• _WRITTEN TASK_:
Search the records that follow and extract every line containing the string "North".
[start of RECORD EXCERPTS]
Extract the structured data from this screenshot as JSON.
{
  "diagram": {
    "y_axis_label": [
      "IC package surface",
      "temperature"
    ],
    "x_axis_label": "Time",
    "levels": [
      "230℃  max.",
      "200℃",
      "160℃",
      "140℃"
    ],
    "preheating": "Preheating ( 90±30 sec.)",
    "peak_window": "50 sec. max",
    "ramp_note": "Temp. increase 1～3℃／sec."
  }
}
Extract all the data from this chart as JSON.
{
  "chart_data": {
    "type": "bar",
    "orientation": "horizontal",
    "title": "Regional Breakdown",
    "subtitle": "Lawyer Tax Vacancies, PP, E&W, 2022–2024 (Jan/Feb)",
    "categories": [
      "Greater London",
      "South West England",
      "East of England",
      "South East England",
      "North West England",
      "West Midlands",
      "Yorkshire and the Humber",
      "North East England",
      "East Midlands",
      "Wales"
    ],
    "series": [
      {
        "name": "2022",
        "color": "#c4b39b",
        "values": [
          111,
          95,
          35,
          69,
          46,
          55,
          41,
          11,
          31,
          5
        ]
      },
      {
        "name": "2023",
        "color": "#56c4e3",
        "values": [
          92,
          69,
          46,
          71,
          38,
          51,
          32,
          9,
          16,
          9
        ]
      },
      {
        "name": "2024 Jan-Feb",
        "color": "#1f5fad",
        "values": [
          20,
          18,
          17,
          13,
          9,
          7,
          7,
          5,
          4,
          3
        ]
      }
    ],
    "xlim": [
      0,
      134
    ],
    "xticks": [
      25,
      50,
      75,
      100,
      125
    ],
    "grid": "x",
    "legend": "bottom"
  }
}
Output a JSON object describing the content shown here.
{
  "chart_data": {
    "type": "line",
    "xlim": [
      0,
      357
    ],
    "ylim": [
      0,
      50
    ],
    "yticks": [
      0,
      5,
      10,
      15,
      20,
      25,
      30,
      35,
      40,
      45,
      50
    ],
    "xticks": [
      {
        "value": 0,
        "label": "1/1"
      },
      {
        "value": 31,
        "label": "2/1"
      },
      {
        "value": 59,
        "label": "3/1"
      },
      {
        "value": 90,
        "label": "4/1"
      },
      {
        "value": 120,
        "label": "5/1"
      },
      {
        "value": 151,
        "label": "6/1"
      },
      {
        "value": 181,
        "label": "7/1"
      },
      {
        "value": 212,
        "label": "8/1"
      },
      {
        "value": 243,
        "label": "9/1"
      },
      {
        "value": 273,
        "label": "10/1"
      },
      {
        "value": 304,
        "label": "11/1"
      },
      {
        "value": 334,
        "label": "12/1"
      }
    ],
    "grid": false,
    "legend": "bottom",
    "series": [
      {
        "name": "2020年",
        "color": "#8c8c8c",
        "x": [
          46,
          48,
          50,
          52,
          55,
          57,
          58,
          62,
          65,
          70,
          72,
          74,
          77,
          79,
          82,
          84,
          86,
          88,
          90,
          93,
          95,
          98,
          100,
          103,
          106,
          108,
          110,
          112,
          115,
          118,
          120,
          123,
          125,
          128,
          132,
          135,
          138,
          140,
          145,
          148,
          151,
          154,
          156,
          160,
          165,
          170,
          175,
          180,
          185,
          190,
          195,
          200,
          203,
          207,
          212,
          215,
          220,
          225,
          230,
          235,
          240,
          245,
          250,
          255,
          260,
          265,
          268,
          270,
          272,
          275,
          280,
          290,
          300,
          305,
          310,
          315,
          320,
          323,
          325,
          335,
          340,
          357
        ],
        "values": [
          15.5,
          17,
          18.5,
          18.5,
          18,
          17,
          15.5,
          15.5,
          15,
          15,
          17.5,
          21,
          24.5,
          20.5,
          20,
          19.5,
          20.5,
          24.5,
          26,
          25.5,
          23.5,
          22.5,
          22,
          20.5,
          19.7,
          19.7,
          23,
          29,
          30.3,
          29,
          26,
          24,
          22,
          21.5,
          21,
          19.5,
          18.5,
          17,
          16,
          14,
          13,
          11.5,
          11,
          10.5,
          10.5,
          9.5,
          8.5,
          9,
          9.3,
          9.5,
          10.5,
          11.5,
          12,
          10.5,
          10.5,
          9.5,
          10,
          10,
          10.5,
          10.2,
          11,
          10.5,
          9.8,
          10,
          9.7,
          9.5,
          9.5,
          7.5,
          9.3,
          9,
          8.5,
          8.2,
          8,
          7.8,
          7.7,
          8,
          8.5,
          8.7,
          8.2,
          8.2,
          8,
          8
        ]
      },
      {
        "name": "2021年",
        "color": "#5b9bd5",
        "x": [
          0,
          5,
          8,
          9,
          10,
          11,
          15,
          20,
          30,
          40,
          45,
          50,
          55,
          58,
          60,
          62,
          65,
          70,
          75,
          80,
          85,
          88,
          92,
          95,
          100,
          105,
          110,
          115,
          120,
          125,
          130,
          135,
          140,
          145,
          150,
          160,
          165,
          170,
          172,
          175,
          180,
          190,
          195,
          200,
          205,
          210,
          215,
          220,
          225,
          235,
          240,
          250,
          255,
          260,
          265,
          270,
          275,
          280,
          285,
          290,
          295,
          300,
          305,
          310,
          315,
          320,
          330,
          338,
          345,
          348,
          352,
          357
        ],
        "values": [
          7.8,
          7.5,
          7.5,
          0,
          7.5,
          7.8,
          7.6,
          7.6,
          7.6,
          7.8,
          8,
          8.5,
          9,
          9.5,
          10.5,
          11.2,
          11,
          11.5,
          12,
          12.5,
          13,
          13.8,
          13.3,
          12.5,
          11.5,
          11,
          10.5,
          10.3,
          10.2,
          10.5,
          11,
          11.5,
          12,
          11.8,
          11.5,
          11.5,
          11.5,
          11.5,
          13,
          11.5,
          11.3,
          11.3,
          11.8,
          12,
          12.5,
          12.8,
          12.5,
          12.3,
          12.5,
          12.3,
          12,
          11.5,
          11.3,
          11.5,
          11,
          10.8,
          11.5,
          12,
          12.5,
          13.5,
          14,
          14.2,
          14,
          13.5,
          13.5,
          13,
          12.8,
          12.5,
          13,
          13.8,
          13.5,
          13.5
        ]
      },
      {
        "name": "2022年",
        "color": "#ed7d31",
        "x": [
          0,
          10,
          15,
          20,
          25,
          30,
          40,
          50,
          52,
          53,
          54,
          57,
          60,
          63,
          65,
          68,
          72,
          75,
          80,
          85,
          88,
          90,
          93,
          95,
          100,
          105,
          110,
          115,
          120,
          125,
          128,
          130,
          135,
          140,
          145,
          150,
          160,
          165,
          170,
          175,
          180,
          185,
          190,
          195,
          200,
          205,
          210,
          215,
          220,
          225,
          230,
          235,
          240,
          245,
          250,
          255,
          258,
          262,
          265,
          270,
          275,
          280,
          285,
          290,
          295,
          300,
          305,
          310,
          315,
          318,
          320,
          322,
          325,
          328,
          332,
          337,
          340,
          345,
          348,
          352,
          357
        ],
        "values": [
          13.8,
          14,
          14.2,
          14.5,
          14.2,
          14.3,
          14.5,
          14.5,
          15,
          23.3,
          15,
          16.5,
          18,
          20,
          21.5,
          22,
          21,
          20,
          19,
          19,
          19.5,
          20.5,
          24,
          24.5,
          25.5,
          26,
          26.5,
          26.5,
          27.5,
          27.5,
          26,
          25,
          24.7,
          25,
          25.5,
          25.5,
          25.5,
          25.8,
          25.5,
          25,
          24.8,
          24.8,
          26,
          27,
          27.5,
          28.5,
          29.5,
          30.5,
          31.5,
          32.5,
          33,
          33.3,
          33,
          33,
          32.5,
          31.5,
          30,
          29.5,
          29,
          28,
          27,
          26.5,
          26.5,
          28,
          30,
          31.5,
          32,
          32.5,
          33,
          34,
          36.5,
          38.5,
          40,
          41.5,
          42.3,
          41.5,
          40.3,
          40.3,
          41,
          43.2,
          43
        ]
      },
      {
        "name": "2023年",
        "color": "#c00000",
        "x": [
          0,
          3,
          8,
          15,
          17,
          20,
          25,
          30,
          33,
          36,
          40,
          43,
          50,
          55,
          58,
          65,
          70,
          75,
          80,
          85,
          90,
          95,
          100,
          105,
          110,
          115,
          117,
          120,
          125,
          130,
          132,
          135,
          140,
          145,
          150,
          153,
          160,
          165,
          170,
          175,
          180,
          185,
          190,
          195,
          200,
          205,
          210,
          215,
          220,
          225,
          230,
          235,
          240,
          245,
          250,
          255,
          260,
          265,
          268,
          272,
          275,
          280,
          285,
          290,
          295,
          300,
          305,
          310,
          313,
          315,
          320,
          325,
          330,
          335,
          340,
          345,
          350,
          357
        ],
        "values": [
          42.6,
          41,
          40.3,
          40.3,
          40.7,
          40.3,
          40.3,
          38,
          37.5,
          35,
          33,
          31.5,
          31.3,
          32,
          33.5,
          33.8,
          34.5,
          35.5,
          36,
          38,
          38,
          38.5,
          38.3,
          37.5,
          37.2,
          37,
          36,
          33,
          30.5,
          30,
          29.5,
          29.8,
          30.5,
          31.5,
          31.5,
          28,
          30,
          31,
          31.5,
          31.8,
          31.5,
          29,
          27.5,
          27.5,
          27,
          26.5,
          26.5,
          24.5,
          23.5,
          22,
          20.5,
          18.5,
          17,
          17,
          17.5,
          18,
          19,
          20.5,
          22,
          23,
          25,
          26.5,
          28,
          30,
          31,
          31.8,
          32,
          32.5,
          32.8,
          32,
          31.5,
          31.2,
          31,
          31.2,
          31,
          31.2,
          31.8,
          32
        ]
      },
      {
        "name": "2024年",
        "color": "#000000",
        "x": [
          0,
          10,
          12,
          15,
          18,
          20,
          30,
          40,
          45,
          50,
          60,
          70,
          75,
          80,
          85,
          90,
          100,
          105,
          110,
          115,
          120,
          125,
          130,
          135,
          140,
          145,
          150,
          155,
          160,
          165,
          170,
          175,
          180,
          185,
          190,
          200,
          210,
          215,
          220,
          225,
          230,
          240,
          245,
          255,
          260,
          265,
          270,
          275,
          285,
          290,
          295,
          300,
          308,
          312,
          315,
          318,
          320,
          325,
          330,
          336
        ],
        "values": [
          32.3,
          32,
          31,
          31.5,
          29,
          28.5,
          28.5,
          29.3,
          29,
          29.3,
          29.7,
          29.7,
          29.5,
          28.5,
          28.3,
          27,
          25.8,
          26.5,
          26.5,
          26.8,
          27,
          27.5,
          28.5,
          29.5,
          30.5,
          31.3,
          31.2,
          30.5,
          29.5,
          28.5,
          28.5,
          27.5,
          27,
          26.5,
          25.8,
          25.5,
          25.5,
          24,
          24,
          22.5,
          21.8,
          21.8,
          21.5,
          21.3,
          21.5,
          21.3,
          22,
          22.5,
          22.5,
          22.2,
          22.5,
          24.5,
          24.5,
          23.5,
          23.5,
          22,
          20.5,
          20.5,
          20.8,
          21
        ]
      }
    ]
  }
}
[end of RECORD EXCERPTS]
• _OUTPUT FOR THIS TASK_:
      "North West England",
      "North East England",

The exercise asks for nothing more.